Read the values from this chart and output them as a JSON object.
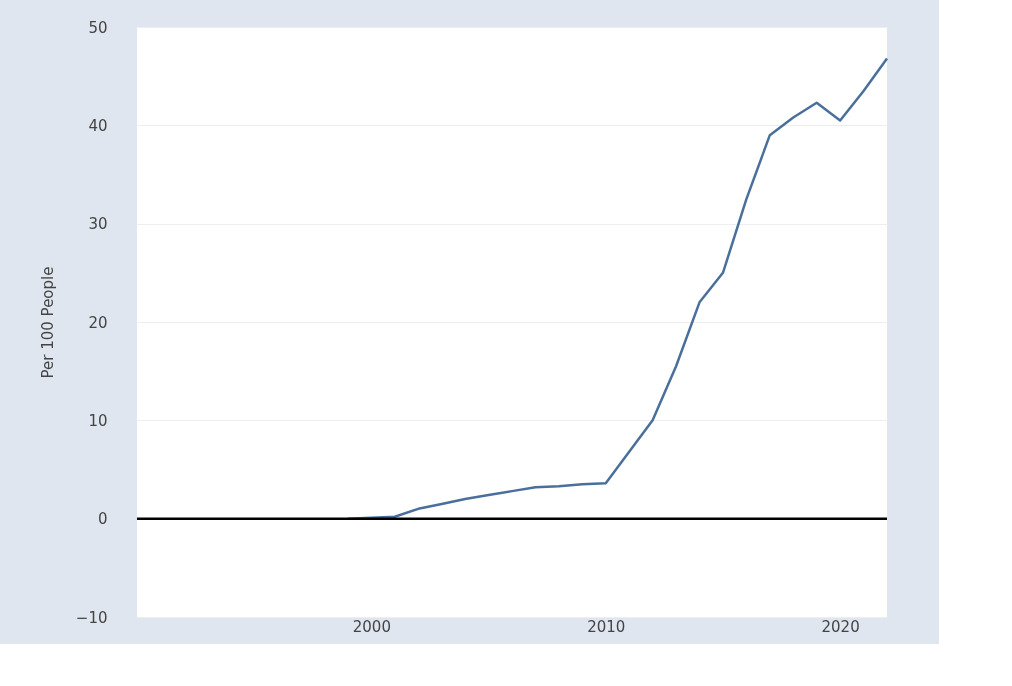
{
  "chart_data": {
    "type": "line",
    "ylabel": "Per 100 People",
    "x": [
      1999,
      2000,
      2001,
      2002,
      2003,
      2004,
      2005,
      2006,
      2007,
      2008,
      2009,
      2010,
      2011,
      2012,
      2013,
      2014,
      2015,
      2016,
      2017,
      2018,
      2019,
      2020,
      2021,
      2022
    ],
    "series": [
      {
        "color": "#4a6f9b",
        "values": [
          0,
          0.1,
          0.2,
          1.0,
          1.5,
          2.0,
          2.4,
          2.8,
          3.2,
          3.3,
          3.5,
          3.6,
          6.8,
          10,
          15.5,
          22,
          25,
          32.5,
          39,
          40.8,
          42.3,
          40.5,
          43.5,
          46.8
        ]
      }
    ],
    "xlim": [
      1990,
      2022
    ],
    "xticks": [
      2000,
      2010,
      2020
    ],
    "ylim": [
      -10,
      50
    ],
    "yticks": [
      -10,
      0,
      10,
      20,
      30,
      40,
      50
    ],
    "grid": "y",
    "legend": false,
    "marker": "none",
    "line_style": "solid",
    "ref_lines": [
      {
        "axis": "y",
        "value": 0,
        "color": "#000000"
      }
    ]
  }
}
* * *
* **DESCRIPTION OF THE TASK**
State how many lines in the records above contain the word "values", giving only the number.

* **OUTPUT OF THE EXERCISE**
2